What is asked — Reproduce every line, starting at the one that contains "Convert this document image to plain text." and ending at the last line of the data, exactly as it stands; pictures are omitted.

Stored records —
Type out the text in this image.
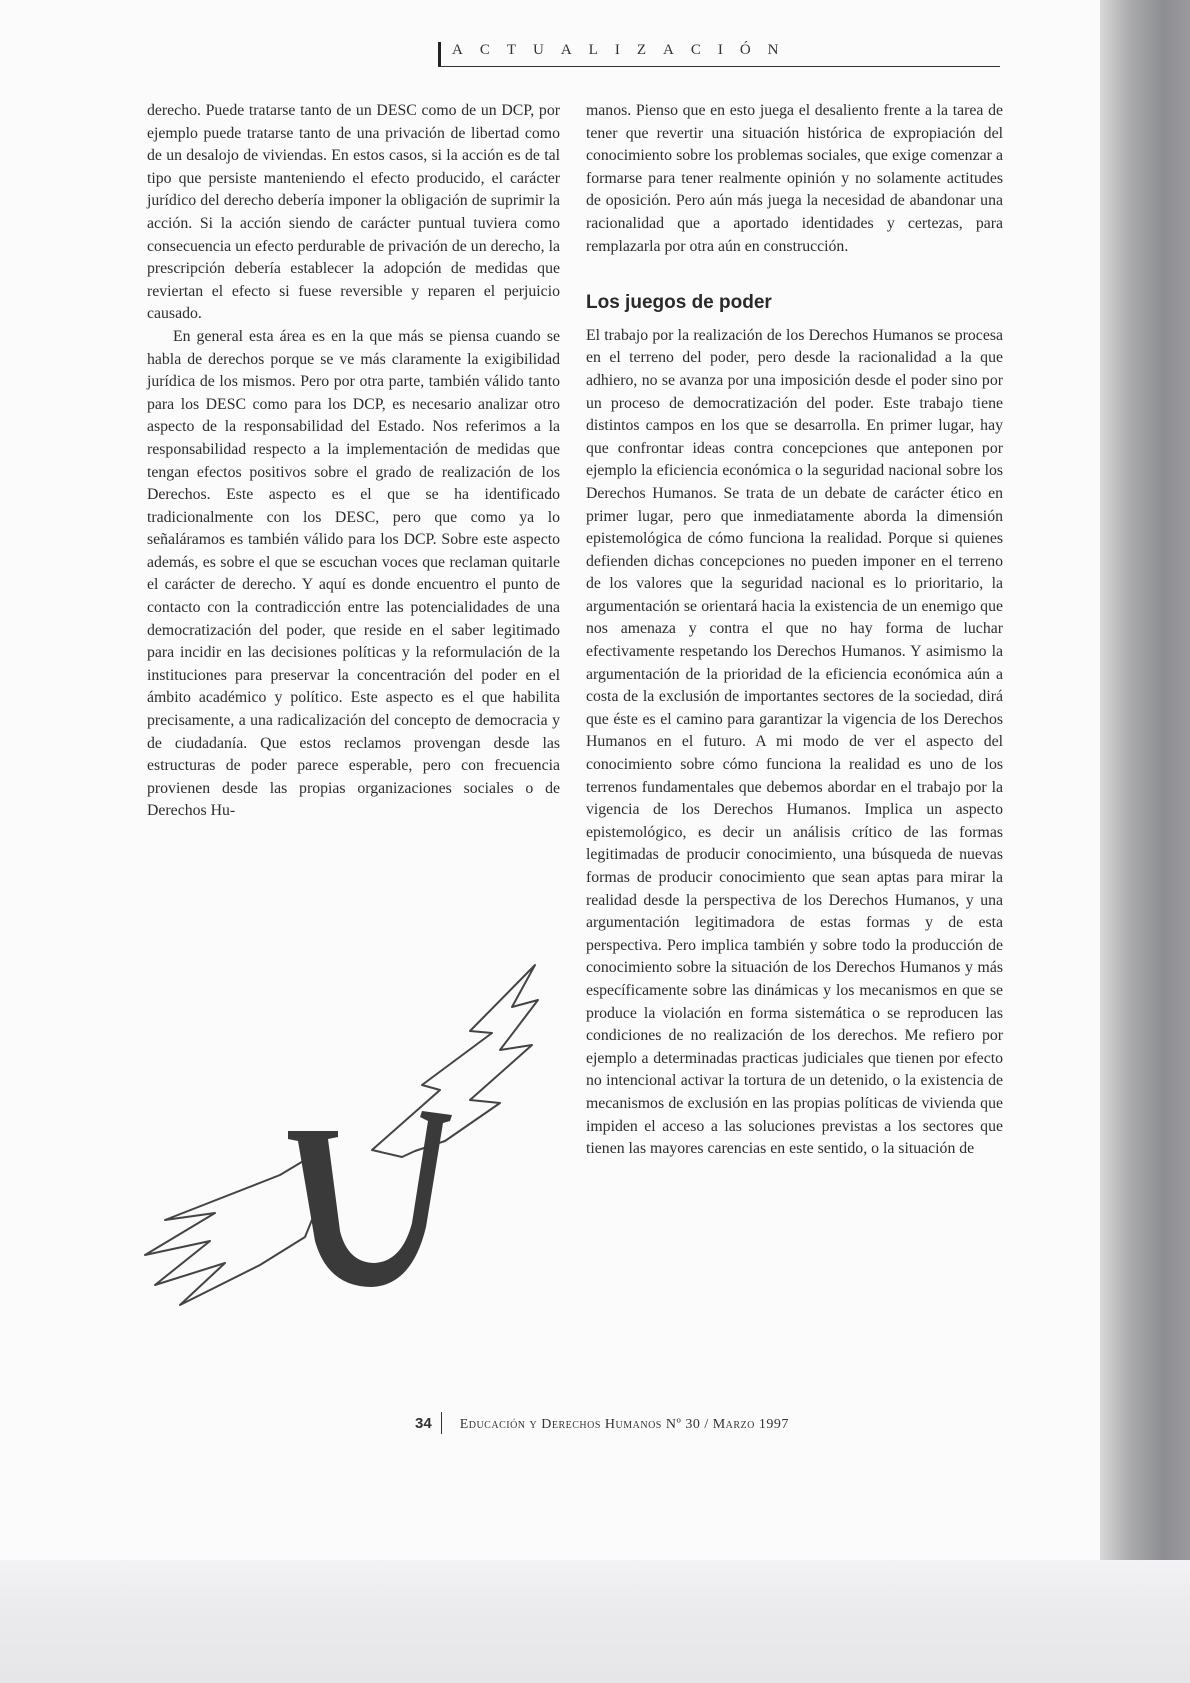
ACTUALIZACIÓN

derecho. Puede tratarse tanto de un DESC como de un DCP, por ejemplo puede tratarse tanto de una privación de libertad como de un desalojo de viviendas. En estos casos, si la acción es de tal tipo que persiste manteniendo el efecto producido, el carácter jurídico del derecho debería imponer la obligación de suprimir la acción. Si la acción siendo de carácter puntual tuviera como consecuencia un efecto perdurable de privación de un derecho, la prescripción debería establecer la adopción de medidas que reviertan el efecto si fuese reversible y reparen el perjuicio causado.

En general esta área es en la que más se piensa cuando se habla de derechos porque se ve más claramente la exigibilidad jurídica de los mismos. Pero por otra parte, también válido tanto para los DESC como para los DCP, es necesario analizar otro aspecto de la responsabilidad del Estado. Nos referimos a la responsabilidad respecto a la implementación de medidas que tengan efectos positivos sobre el grado de realización de los Derechos. Este aspecto es el que se ha identificado tradicionalmente con los DESC, pero que como ya lo señaláramos es también válido para los DCP. Sobre este aspecto además, es sobre el que se escuchan voces que reclaman quitarle el carácter de derecho. Y aquí es donde encuentro el punto de contacto con la contradicción entre las potencialidades de una democratización del poder, que reside en el saber legitimado para incidir en las decisiones políticas y la reformulación de la instituciones para preservar la concentración del poder en el ámbito académico y político. Este aspecto es el que habilita precisamente, a una radicalización del concepto de democracia y de ciudadanía. Que estos reclamos provengan desde las estructuras de poder parece esperable, pero con frecuencia provienen desde las propias organizaciones sociales o de Derechos Hu-

manos. Pienso que en esto juega el desaliento frente a la tarea de tener que revertir una situación histórica de expropiación del conocimiento sobre los problemas sociales, que exige comenzar a formarse para tener realmente opinión y no solamente actitudes de oposición. Pero aún más juega la necesidad de abandonar una racionalidad que a aportado identidades y certezas, para remplazarla por otra aún en construcción.

Los juegos de poder

El trabajo por la realización de los Derechos Humanos se procesa en el terreno del poder, pero desde la racionalidad a la que adhiero, no se avanza por una imposición desde el poder sino por un proceso de democratización del poder. Este trabajo tiene distintos campos en los que se desarrolla. En primer lugar, hay que confrontar ideas contra concepciones que anteponen por ejemplo la eficiencia económica o la seguridad nacional sobre los Derechos Humanos. Se trata de un debate de carácter ético en primer lugar, pero que inmediatamente aborda la dimensión epistemológica de cómo funciona la realidad. Porque si quienes defienden dichas concepciones no pueden imponer en el terreno de los valores que la seguridad nacional es lo prioritario, la argumentación se orientará hacia la existencia de un enemigo que nos amenaza y contra el que no hay forma de luchar efectivamente respetando los Derechos Humanos. Y asimismo la argumentación de la prioridad de la eficiencia económica aún a costa de la exclusión de importantes sectores de la sociedad, dirá que éste es el camino para garantizar la vigencia de los Derechos Humanos en el futuro. A mi modo de ver el aspecto del conocimiento sobre cómo funciona la realidad es uno de los terrenos fundamentales que debemos abordar en el trabajo por la vigencia de los Derechos Humanos. Implica un aspecto epistemológico, es decir un análisis crítico de las formas legitimadas de producir conocimiento, una búsqueda de nuevas formas de producir conocimiento que sean aptas para mirar la realidad desde la perspectiva de los Derechos Humanos, y una argumentación legitimadora de estas formas y de esta perspectiva. Pero implica también y sobre todo la producción de conocimiento sobre la situación de los Derechos Humanos y más específicamente sobre las dinámicas y los mecanismos en que se produce la violación en forma sistemática o se reproducen las condiciones de no realización de los derechos. Me refiero por ejemplo a determinadas practicas judiciales que tienen por efecto no intencional activar la tortura de un detenido, o la existencia de mecanismos de exclusión en las propias políticas de vivienda que impiden el acceso a las soluciones previstas a los sectores que tienen las mayores carencias en este sentido, o la situación de

34 Educación y Derechos Humanos Nº 30 / Marzo 1997
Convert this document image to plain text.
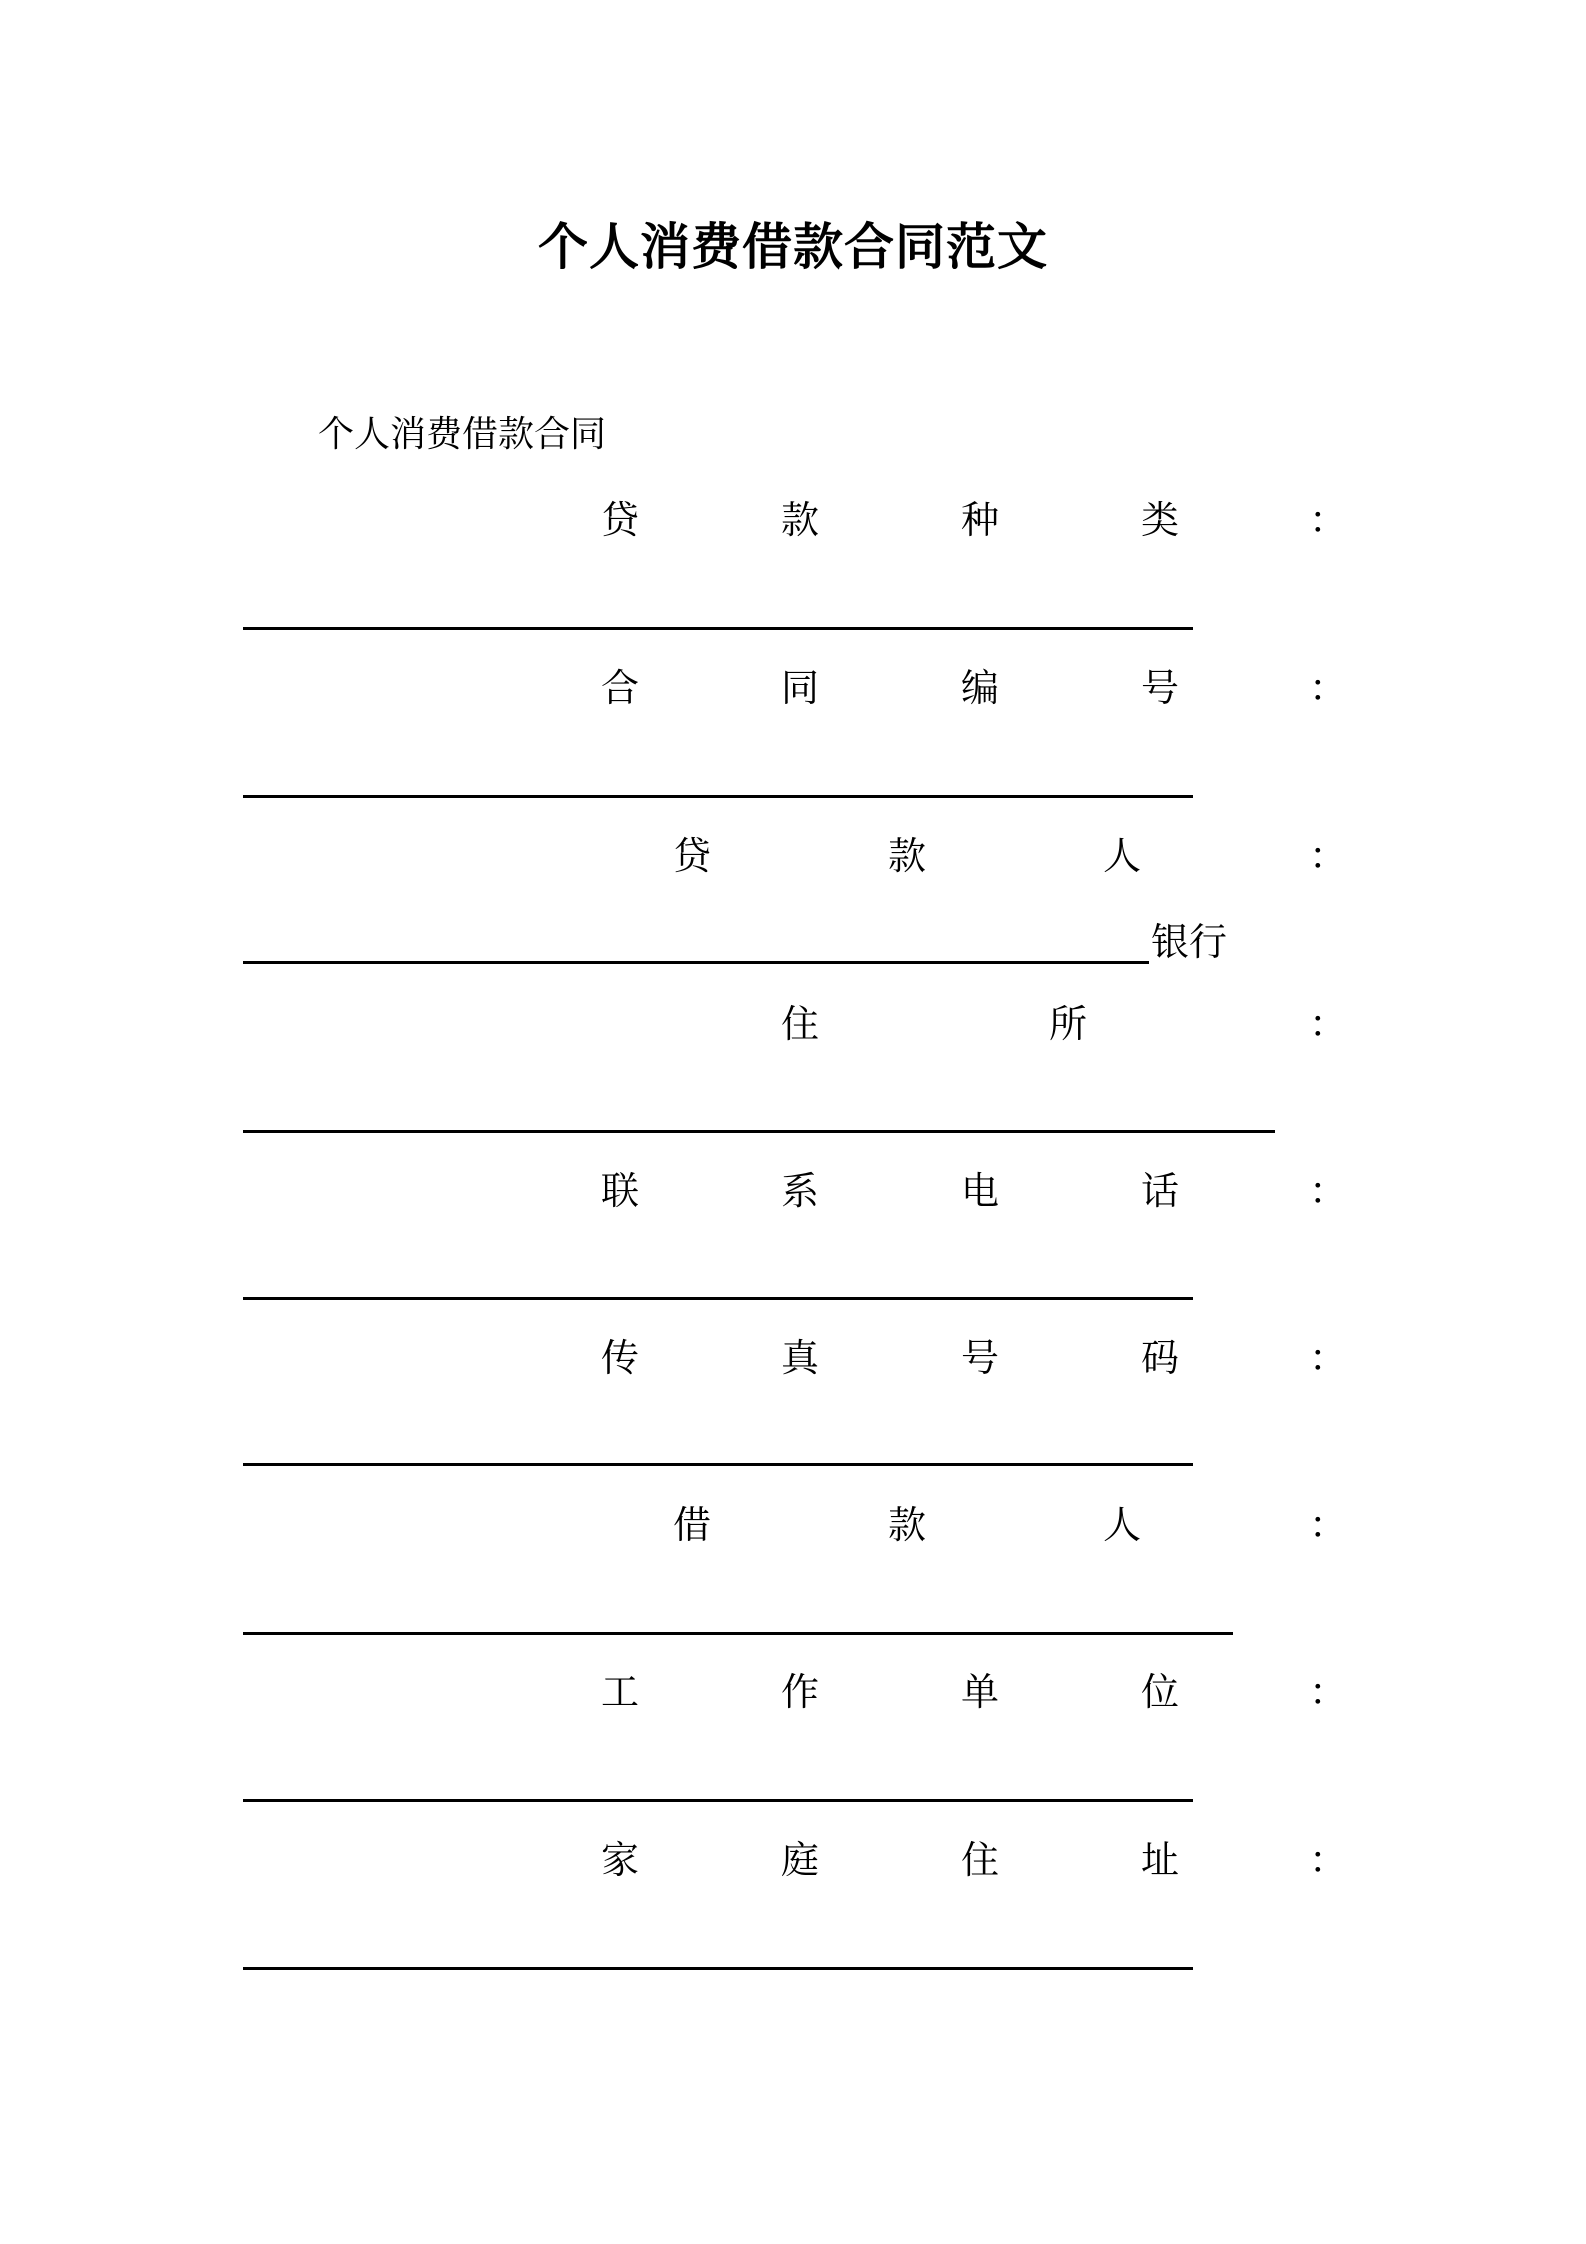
个人消费借款合同范文
个人消费借款合同
贷	款	种	类	：
合	同	编	号	：
贷	款	人	：
银行
住	所	：
联	系	电	话	：
传	真	号	码	：
借	款	人	：
工	作	单	位	：
家	庭	住	址	：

Exercise solution —
Convert this document image to plain text.
个人消费借款合同范文
个人消费借款合同
贷	款	种	类	：
合	同	编	号	：
贷	款	人	：
银行
住	所	：
联	系	电	话	：
传	真	号	码	：
借	款	人	：
工	作	单	位	：
家	庭	住	址	：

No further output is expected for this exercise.